What is asked: Find the lines with "nghiệp" in them and copy them out.

Data section:

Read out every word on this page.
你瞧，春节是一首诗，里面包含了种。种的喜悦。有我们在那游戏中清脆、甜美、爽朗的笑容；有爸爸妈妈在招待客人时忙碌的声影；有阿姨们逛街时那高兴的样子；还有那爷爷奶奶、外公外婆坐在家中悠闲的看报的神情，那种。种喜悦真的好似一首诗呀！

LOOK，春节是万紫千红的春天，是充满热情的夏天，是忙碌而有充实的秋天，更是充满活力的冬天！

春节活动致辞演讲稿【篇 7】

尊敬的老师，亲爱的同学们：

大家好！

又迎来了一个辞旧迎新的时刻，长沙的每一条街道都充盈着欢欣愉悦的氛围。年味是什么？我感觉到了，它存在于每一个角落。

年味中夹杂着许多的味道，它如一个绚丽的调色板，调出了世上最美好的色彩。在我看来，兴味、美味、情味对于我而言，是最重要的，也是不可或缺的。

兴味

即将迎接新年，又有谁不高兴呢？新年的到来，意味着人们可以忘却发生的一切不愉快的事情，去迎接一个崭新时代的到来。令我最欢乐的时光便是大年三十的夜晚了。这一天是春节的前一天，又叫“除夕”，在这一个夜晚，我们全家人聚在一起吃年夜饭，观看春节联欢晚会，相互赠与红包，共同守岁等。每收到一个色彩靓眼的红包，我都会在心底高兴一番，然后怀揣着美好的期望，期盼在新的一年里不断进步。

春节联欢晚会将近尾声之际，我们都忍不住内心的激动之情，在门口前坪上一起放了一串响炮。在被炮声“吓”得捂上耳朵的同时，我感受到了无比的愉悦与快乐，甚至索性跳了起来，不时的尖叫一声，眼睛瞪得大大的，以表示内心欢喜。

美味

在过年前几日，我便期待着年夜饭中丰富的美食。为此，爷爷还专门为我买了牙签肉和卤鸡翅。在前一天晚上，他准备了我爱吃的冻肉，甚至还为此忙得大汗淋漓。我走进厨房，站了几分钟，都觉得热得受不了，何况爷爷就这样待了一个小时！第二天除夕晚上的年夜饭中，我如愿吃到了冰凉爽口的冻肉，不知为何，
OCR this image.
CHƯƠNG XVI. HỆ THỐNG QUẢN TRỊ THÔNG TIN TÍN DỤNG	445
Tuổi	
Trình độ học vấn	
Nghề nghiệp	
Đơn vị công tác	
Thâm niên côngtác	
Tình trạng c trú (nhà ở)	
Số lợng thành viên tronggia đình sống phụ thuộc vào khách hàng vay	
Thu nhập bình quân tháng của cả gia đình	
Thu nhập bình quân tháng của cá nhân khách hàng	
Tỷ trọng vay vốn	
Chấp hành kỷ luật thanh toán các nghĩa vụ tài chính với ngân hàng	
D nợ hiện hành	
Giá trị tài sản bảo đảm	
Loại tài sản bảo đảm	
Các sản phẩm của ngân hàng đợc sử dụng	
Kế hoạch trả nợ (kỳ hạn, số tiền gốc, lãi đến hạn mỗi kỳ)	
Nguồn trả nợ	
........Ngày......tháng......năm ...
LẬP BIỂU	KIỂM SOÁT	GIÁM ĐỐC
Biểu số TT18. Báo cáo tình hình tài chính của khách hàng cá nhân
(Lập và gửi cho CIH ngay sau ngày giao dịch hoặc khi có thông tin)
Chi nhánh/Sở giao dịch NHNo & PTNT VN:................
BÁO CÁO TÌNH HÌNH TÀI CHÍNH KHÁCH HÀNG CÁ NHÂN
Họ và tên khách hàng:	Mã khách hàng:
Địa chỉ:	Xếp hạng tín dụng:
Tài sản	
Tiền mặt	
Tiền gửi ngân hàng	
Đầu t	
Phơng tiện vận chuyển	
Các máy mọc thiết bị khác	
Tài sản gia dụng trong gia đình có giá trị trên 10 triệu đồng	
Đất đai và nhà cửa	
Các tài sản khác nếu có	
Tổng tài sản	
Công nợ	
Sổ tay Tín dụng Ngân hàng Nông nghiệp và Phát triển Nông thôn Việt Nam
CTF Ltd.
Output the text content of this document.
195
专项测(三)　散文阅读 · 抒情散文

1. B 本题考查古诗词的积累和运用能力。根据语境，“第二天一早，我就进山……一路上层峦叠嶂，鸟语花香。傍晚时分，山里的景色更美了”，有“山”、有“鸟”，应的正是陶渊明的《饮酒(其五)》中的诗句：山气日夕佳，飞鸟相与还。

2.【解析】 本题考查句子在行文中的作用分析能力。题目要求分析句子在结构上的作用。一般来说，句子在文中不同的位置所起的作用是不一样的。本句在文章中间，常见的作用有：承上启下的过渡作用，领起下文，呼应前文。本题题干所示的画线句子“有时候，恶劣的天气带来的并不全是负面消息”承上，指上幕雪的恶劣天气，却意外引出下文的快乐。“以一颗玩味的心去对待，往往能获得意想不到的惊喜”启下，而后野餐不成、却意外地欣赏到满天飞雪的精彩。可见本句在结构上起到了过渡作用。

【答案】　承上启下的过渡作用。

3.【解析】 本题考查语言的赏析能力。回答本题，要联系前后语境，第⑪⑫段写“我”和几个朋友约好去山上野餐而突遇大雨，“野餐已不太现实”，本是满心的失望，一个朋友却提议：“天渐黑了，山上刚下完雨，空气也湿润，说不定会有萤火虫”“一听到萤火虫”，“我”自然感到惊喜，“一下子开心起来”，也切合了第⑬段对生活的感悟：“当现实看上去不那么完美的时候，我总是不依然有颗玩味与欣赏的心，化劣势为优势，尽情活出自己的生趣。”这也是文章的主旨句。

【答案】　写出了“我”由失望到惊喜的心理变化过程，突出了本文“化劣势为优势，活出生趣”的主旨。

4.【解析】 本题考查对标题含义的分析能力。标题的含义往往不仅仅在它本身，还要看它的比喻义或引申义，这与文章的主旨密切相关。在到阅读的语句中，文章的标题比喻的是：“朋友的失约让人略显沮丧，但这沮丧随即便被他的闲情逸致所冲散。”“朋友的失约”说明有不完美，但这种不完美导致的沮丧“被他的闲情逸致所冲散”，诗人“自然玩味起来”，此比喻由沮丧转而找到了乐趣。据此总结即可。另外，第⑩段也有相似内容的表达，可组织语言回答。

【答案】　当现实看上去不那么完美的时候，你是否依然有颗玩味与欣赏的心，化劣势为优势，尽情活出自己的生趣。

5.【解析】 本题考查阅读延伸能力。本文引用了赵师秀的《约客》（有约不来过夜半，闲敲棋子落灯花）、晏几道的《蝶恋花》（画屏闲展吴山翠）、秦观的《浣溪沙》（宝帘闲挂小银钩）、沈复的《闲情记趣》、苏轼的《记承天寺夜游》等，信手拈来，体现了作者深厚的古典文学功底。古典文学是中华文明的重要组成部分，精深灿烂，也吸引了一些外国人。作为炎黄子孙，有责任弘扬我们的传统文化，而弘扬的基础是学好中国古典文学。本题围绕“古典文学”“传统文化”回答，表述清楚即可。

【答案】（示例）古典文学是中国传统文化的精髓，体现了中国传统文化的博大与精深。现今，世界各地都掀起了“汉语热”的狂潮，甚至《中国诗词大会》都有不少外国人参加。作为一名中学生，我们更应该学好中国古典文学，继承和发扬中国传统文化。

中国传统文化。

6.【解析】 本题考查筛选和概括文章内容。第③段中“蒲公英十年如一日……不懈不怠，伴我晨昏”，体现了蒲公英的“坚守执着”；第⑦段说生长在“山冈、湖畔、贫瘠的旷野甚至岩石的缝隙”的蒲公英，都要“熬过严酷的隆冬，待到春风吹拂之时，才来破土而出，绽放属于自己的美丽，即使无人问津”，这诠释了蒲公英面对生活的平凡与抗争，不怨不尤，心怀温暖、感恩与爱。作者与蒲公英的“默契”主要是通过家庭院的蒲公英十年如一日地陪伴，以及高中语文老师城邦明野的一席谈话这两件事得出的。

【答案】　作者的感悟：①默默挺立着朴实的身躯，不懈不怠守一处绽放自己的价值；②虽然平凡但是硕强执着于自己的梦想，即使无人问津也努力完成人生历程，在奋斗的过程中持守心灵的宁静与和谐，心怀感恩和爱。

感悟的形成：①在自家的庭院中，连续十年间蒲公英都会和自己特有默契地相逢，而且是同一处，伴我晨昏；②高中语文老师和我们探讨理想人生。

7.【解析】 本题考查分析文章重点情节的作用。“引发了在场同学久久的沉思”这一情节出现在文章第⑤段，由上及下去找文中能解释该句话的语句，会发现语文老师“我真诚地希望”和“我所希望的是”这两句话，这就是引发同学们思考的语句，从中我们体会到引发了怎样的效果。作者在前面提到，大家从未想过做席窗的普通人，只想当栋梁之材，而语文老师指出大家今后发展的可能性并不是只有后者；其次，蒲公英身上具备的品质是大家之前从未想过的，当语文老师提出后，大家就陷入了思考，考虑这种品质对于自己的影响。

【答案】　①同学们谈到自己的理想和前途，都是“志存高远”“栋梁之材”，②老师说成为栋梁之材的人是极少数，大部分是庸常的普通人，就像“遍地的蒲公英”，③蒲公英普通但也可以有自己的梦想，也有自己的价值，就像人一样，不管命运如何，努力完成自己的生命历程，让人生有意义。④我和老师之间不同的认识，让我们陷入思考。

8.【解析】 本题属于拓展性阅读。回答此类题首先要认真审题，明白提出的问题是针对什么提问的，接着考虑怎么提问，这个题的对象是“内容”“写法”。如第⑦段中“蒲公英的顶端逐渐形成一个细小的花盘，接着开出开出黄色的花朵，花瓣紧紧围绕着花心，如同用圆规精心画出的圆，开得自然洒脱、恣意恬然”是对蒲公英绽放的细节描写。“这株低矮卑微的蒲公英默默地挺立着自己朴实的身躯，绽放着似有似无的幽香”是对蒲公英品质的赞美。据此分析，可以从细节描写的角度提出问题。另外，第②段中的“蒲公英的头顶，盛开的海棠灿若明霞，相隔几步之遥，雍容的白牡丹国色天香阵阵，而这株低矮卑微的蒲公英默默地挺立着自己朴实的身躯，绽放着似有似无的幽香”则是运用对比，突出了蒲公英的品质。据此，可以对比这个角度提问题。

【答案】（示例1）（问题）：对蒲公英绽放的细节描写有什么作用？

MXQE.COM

Expected answer:
Nghề nghiệp	
Sổ tay Tín dụng Ngân hàng Nông nghiệp và Phát triển Nông thôn Việt Nam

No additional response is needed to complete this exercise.